>> begin Recorded information

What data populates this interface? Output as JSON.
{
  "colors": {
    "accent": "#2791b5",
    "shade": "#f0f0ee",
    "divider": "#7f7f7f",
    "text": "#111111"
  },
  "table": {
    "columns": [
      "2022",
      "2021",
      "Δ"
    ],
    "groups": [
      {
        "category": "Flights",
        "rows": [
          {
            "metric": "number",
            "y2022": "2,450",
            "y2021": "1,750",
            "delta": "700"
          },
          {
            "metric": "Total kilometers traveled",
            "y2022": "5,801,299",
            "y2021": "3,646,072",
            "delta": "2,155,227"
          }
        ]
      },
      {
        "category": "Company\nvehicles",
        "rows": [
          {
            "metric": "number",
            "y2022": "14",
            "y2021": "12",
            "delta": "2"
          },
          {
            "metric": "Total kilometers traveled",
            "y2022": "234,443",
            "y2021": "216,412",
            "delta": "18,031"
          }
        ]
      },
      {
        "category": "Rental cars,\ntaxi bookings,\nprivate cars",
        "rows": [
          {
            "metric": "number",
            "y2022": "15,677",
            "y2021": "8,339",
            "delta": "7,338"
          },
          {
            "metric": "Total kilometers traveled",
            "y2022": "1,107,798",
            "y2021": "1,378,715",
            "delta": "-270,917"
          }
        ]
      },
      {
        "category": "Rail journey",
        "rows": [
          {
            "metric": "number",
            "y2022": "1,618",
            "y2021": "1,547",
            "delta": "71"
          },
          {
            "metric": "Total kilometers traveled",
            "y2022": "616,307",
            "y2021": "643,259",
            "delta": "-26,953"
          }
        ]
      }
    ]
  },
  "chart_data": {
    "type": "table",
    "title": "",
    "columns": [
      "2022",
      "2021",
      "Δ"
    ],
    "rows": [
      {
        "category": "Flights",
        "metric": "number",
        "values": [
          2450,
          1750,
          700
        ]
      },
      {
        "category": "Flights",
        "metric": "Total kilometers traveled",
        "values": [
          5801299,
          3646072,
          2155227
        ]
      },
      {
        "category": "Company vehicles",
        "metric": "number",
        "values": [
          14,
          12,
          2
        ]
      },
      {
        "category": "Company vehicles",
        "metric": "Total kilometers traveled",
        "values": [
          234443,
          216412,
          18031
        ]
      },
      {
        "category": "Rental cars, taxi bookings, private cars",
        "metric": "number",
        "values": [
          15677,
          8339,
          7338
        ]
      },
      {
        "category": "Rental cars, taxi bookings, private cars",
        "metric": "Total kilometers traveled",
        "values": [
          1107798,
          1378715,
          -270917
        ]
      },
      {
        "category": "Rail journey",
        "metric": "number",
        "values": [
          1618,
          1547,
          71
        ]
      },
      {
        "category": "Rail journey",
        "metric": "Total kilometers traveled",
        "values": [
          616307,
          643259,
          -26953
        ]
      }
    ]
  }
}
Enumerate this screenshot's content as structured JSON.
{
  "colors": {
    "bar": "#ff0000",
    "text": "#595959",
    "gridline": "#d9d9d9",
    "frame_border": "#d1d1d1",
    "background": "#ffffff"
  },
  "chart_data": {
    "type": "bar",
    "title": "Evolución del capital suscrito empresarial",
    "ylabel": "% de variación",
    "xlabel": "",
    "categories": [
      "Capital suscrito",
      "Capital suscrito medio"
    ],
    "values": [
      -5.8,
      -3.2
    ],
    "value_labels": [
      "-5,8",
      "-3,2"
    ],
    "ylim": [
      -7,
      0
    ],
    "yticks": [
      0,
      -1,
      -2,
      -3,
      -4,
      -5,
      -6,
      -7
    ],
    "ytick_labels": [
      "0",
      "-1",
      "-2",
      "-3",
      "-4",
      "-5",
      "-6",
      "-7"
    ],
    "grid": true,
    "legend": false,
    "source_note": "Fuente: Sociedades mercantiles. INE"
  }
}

>> end Recorded information

__Exercise prompt__:
Set down the material above again, word for word.

__Result__:
What data populates this interface? Output as JSON.
{
  "colors": {
    "accent": "#2791b5",
    "shade": "#f0f0ee",
    "divider": "#7f7f7f",
    "text": "#111111"
  },
  "table": {
    "columns": [
      "2022",
      "2021",
      "Δ"
    ],
    "groups": [
      {
        "category": "Flights",
        "rows": [
          {
            "metric": "number",
            "y2022": "2,450",
            "y2021": "1,750",
            "delta": "700"
          },
          {
            "metric": "Total kilometers traveled",
            "y2022": "5,801,299",
            "y2021": "3,646,072",
            "delta": "2,155,227"
          }
        ]
      },
      {
        "category": "Company\nvehicles",
        "rows": [
          {
            "metric": "number",
            "y2022": "14",
            "y2021": "12",
            "delta": "2"
          },
          {
            "metric": "Total kilometers traveled",
            "y2022": "234,443",
            "y2021": "216,412",
            "delta": "18,031"
          }
        ]
      },
      {
        "category": "Rental cars,\ntaxi bookings,\nprivate cars",
        "rows": [
          {
            "metric": "number",
            "y2022": "15,677",
            "y2021": "8,339",
            "delta": "7,338"
          },
          {
            "metric": "Total kilometers traveled",
            "y2022": "1,107,798",
            "y2021": "1,378,715",
            "delta": "-270,917"
          }
        ]
      },
      {
        "category": "Rail journey",
        "rows": [
          {
            "metric": "number",
            "y2022": "1,618",
            "y2021": "1,547",
            "delta": "71"
          },
          {
            "metric": "Total kilometers traveled",
            "y2022": "616,307",
            "y2021": "643,259",
            "delta": "-26,953"
          }
        ]
      }
    ]
  },
  "chart_data": {
    "type": "table",
    "title": "",
    "columns": [
      "2022",
      "2021",
      "Δ"
    ],
    "rows": [
      {
        "category": "Flights",
        "metric": "number",
        "values": [
          2450,
          1750,
          700
        ]
      },
      {
        "category": "Flights",
        "metric": "Total kilometers traveled",
        "values": [
          5801299,
          3646072,
          2155227
        ]
      },
      {
        "category": "Company vehicles",
        "metric": "number",
        "values": [
          14,
          12,
          2
        ]
      },
      {
        "category": "Company vehicles",
        "metric": "Total kilometers traveled",
        "values": [
          234443,
          216412,
          18031
        ]
      },
      {
        "category": "Rental cars, taxi bookings, private cars",
        "metric": "number",
        "values": [
          15677,
          8339,
          7338
        ]
      },
      {
        "category": "Rental cars, taxi bookings, private cars",
        "metric": "Total kilometers traveled",
        "values": [
          1107798,
          1378715,
          -270917
        ]
      },
      {
        "category": "Rail journey",
        "metric": "number",
        "values": [
          1618,
          1547,
          71
        ]
      },
      {
        "category": "Rail journey",
        "metric": "Total kilometers traveled",
        "values": [
          616307,
          643259,
          -26953
        ]
      }
    ]
  }
}
Enumerate this screenshot's content as structured JSON.
{
  "colors": {
    "bar": "#ff0000",
    "text": "#595959",
    "gridline": "#d9d9d9",
    "frame_border": "#d1d1d1",
    "background": "#ffffff"
  },
  "chart_data": {
    "type": "bar",
    "title": "Evolución del capital suscrito empresarial",
    "ylabel": "% de variación",
    "xlabel": "",
    "categories": [
      "Capital suscrito",
      "Capital suscrito medio"
    ],
    "values": [
      -5.8,
      -3.2
    ],
    "value_labels": [
      "-5,8",
      "-3,2"
    ],
    "ylim": [
      -7,
      0
    ],
    "yticks": [
      0,
      -1,
      -2,
      -3,
      -4,
      -5,
      -6,
      -7
    ],
    "ytick_labels": [
      "0",
      "-1",
      "-2",
      "-3",
      "-4",
      "-5",
      "-6",
      "-7"
    ],
    "grid": true,
    "legend": false,
    "source_note": "Fuente: Sociedades mercantiles. INE"
  }
}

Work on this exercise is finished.